◆ What needs to be done
Search the material for "JSON" and show all lines that contain it.

◆ Records that describe figures
··········

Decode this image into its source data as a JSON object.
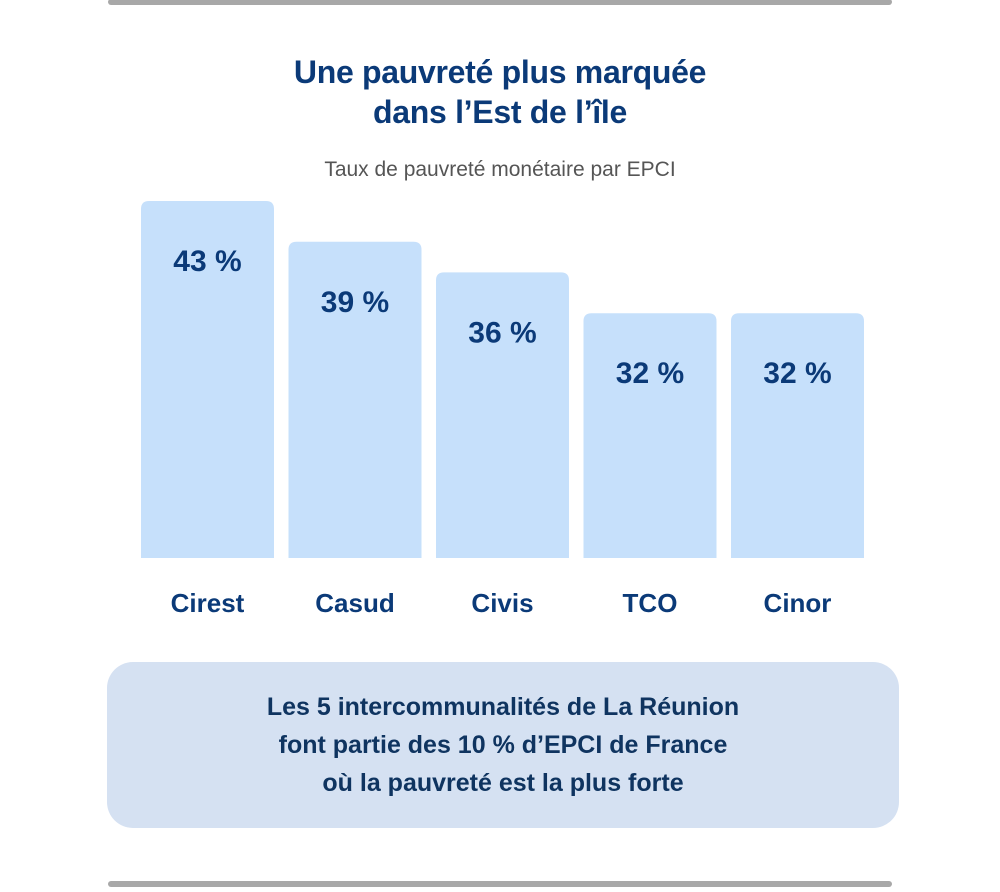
{
  "header": {
    "title_line1": "Une pauvreté plus marquée",
    "title_line2": "dans l’Est de l’île",
    "subtitle": "Taux de pauvreté monétaire par EPCI"
  },
  "chart_data": {
    "type": "bar",
    "title": "Une pauvreté plus marquée dans l’Est de l’île",
    "subtitle": "Taux de pauvreté monétaire par EPCI",
    "xlabel": "",
    "ylabel": "",
    "unit": "%",
    "categories": [
      "Cirest",
      "Casud",
      "Civis",
      "TCO",
      "Cinor"
    ],
    "values": [
      43,
      39,
      36,
      32,
      32
    ],
    "labels": [
      "43 %",
      "39 %",
      "36 %",
      "32 %",
      "32 %"
    ],
    "grid": false,
    "legend": "none"
  },
  "colors": {
    "bar": "#c6e0fb",
    "text_dark_blue": "#0b3a78",
    "note_background": "#d5e1f2",
    "divider": "#a8a8a8"
  },
  "note": {
    "line1": "Les 5 intercommunalités de La Réunion",
    "line2": "font partie des 10 % d’EPCI de France",
    "line3": "où la pauvreté est la plus forte"
  }
}
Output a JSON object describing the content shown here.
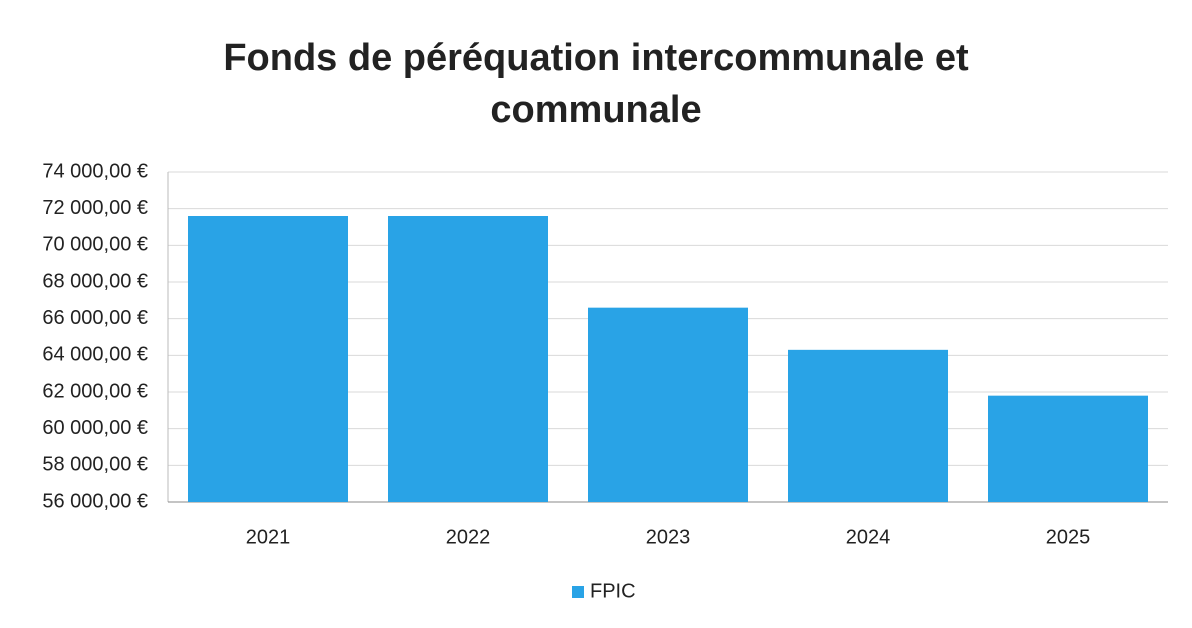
{
  "chart_data": {
    "type": "bar",
    "title": "Fonds de péréquation intercommunale et communale",
    "categories": [
      "2021",
      "2022",
      "2023",
      "2024",
      "2025"
    ],
    "series": [
      {
        "name": "FPIC",
        "color": "#29a3e6",
        "values": [
          71600,
          71600,
          66600,
          64300,
          61800
        ]
      }
    ],
    "ylim": [
      56000,
      74000
    ],
    "yticks": [
      {
        "value": 56000,
        "label": "56 000,00 €"
      },
      {
        "value": 58000,
        "label": "58 000,00 €"
      },
      {
        "value": 60000,
        "label": "60 000,00 €"
      },
      {
        "value": 62000,
        "label": "62 000,00 €"
      },
      {
        "value": 64000,
        "label": "64 000,00 €"
      },
      {
        "value": 66000,
        "label": "66 000,00 €"
      },
      {
        "value": 68000,
        "label": "68 000,00 €"
      },
      {
        "value": 70000,
        "label": "70 000,00 €"
      },
      {
        "value": 72000,
        "label": "72 000,00 €"
      },
      {
        "value": 74000,
        "label": "74 000,00 €"
      }
    ],
    "grid": true,
    "legend": "bottom"
  }
}
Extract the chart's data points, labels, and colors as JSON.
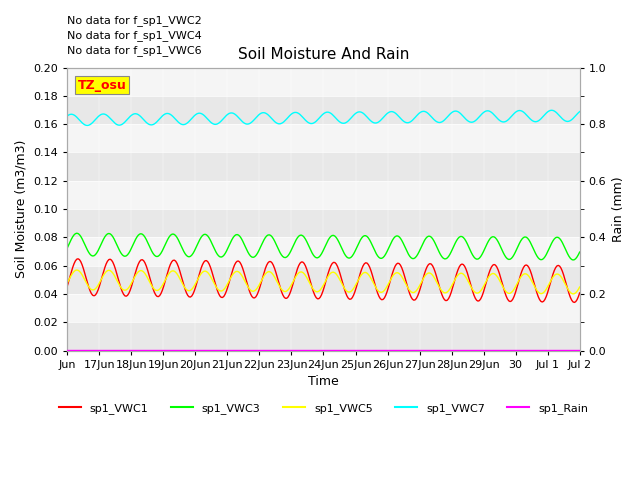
{
  "title": "Soil Moisture And Rain",
  "xlabel": "Time",
  "ylabel_left": "Soil Moisture (m3/m3)",
  "ylabel_right": "Rain (mm)",
  "ylim_left": [
    0.0,
    0.2
  ],
  "ylim_right": [
    0.0,
    1.0
  ],
  "yticks_left": [
    0.0,
    0.02,
    0.04,
    0.06,
    0.08,
    0.1,
    0.12,
    0.14,
    0.16,
    0.18,
    0.2
  ],
  "yticks_right_major": [
    0.0,
    0.2,
    0.4,
    0.6,
    0.8,
    1.0
  ],
  "yticks_right_minor": [
    0.1,
    0.3,
    0.5,
    0.7,
    0.9
  ],
  "no_data_text": [
    "No data for f_sp1_VWC2",
    "No data for f_sp1_VWC4",
    "No data for f_sp1_VWC6"
  ],
  "tz_label": "TZ_osu",
  "legend_labels": [
    "sp1_VWC1",
    "sp1_VWC3",
    "sp1_VWC5",
    "sp1_VWC7",
    "sp1_Rain"
  ],
  "colors": {
    "VWC1": "#ff0000",
    "VWC3": "#00ff00",
    "VWC5": "#ffff00",
    "VWC7": "#00ffff",
    "Rain": "#ff00ff"
  },
  "x_tick_labels": [
    "Jun",
    "17Jun",
    "18Jun",
    "19Jun",
    "20Jun",
    "21Jun",
    "22Jun",
    "23Jun",
    "24Jun",
    "25Jun",
    "26Jun",
    "27Jun",
    "28Jun",
    "29Jun",
    "30",
    "Jul 1",
    "Jul 2"
  ],
  "band_colors": [
    "#e8e8e8",
    "#f5f5f5"
  ],
  "figsize": [
    6.4,
    4.8
  ],
  "dpi": 100
}
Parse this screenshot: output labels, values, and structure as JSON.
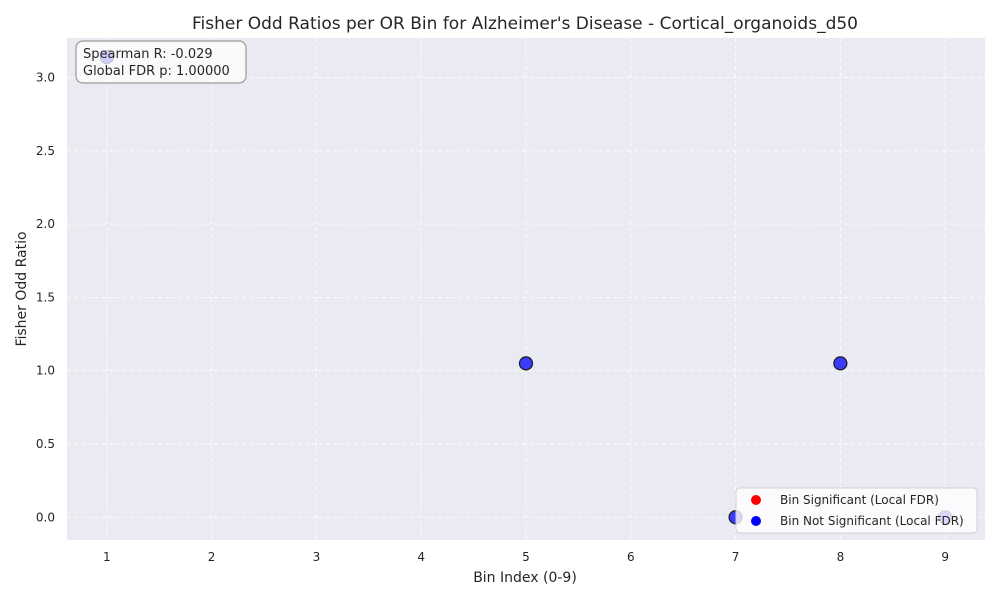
{
  "chart_data": {
    "type": "scatter",
    "title": "Fisher Odd Ratios per OR Bin for Alzheimer's Disease - Cortical_organoids_d50",
    "xlabel": "Bin Index (0-9)",
    "ylabel": "Fisher Odd Ratio",
    "xlim": [
      0.62,
      9.38
    ],
    "ylim": [
      -0.155,
      3.27
    ],
    "xticks": [
      1,
      2,
      3,
      4,
      5,
      6,
      7,
      8,
      9
    ],
    "yticks": [
      0.0,
      0.5,
      1.0,
      1.5,
      2.0,
      2.5,
      3.0
    ],
    "x_tick_labels": [
      "1",
      "2",
      "3",
      "4",
      "5",
      "6",
      "7",
      "8",
      "9"
    ],
    "y_tick_labels": [
      "0.0",
      "0.5",
      "1.0",
      "1.5",
      "2.0",
      "2.5",
      "3.0"
    ],
    "grid": true,
    "legend_position": "bottom-right",
    "series": [
      {
        "name": "Bin Significant (Local FDR)",
        "color": "#ff0000",
        "points": []
      },
      {
        "name": "Bin Not Significant (Local FDR)",
        "color": "#0000ff",
        "points": [
          {
            "x": 1,
            "y": 3.14
          },
          {
            "x": 5,
            "y": 1.05
          },
          {
            "x": 7,
            "y": 0.0
          },
          {
            "x": 8,
            "y": 1.05
          },
          {
            "x": 9,
            "y": 0.0
          }
        ]
      }
    ],
    "annotation": {
      "line1": "Spearman R: -0.029",
      "line2": "Global FDR p: 1.00000"
    },
    "colors": {
      "plot_bg": "#eaeaf2",
      "grid": "#ffffff",
      "text": "#262626"
    }
  }
}
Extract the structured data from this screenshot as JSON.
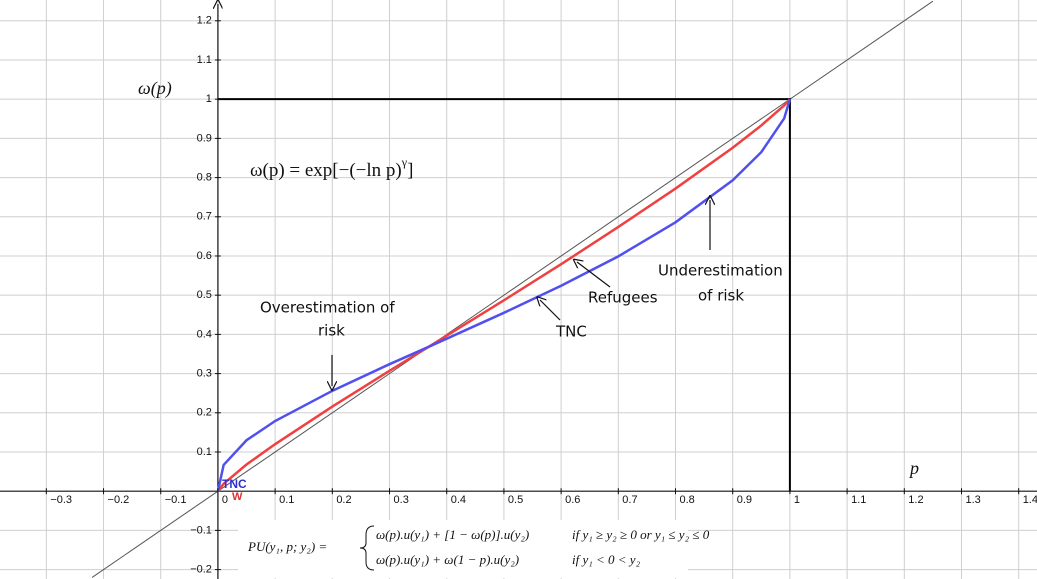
{
  "chart_data": {
    "type": "line",
    "x_label": "p",
    "y_label": "ω(p)",
    "formula": {
      "base": "ω(p) = exp[−(−ln p)",
      "exp": "γ",
      "end": "]"
    },
    "pu_formula": {
      "lhs": "PU(y₁, p; y₂) =",
      "case1": "ω(p).u(y₁) + [1 − ω(p)].u(y₂)",
      "cond1": "if y₁ ≥ y₂ ≥ 0 or y₁ ≤ y₂ ≤ 0",
      "case2": "ω(p).u(y₁) + ω(1 − p).u(y₂)",
      "cond2": "if y₁ < 0 < y₂"
    },
    "annotations": {
      "over1": "Overestimation of",
      "over2": "risk",
      "under1": "Underestimation",
      "under2": "of risk",
      "w": "W"
    },
    "xlim": [
      -0.381,
      1.432
    ],
    "ylim": [
      -0.224,
      1.253
    ],
    "grid": true,
    "xticks": [
      {
        "value": -0.3,
        "label": "−0.3"
      },
      {
        "value": -0.2,
        "label": "−0.2"
      },
      {
        "value": -0.1,
        "label": "−0.1"
      },
      0,
      0.1,
      0.2,
      0.3,
      0.4,
      0.5,
      0.6,
      0.7,
      0.8,
      0.9,
      1,
      1.1,
      1.2,
      1.3,
      1.4
    ],
    "yticks": [
      {
        "value": -0.2,
        "label": "−0.2"
      },
      {
        "value": -0.1,
        "label": "−0.1"
      },
      0.1,
      0.2,
      0.3,
      0.4,
      0.5,
      0.6,
      0.7,
      0.8,
      0.9,
      1,
      1.1,
      1.2
    ],
    "series": [
      {
        "color": "#555555",
        "x": [
          -0.22,
          1.25
        ],
        "values": [
          -0.22,
          1.25
        ]
      },
      {
        "color": "#000000",
        "x": [
          0,
          1,
          1
        ],
        "values": [
          1,
          1,
          0
        ]
      },
      {
        "name": "Refugees",
        "color": "#f04040",
        "x": [
          0,
          0.01,
          0.05,
          0.1,
          0.2,
          0.3,
          0.368,
          0.5,
          0.6,
          0.7,
          0.8,
          0.9,
          0.95,
          0.99,
          1
        ],
        "values": [
          0,
          0.019,
          0.068,
          0.12,
          0.216,
          0.307,
          0.368,
          0.487,
          0.579,
          0.674,
          0.772,
          0.876,
          0.933,
          0.984,
          1
        ]
      },
      {
        "name": "TNC",
        "color": "#5050f0",
        "x": [
          0,
          0.01,
          0.05,
          0.1,
          0.2,
          0.3,
          0.368,
          0.5,
          0.6,
          0.7,
          0.8,
          0.9,
          0.95,
          0.99,
          1
        ],
        "values": [
          0,
          0.067,
          0.13,
          0.179,
          0.256,
          0.324,
          0.368,
          0.455,
          0.524,
          0.599,
          0.686,
          0.793,
          0.865,
          0.951,
          1
        ]
      }
    ]
  }
}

··········

◆ Written response
Decode this image into its source data as a JSON object.
Output a JSON object describing the content shown here.
Extract the chart's data points, labels, and colors as JSON.
Parse this screenshot: output labels, values, and structure as JSON.
Extract the structured data from this screenshot as JSON.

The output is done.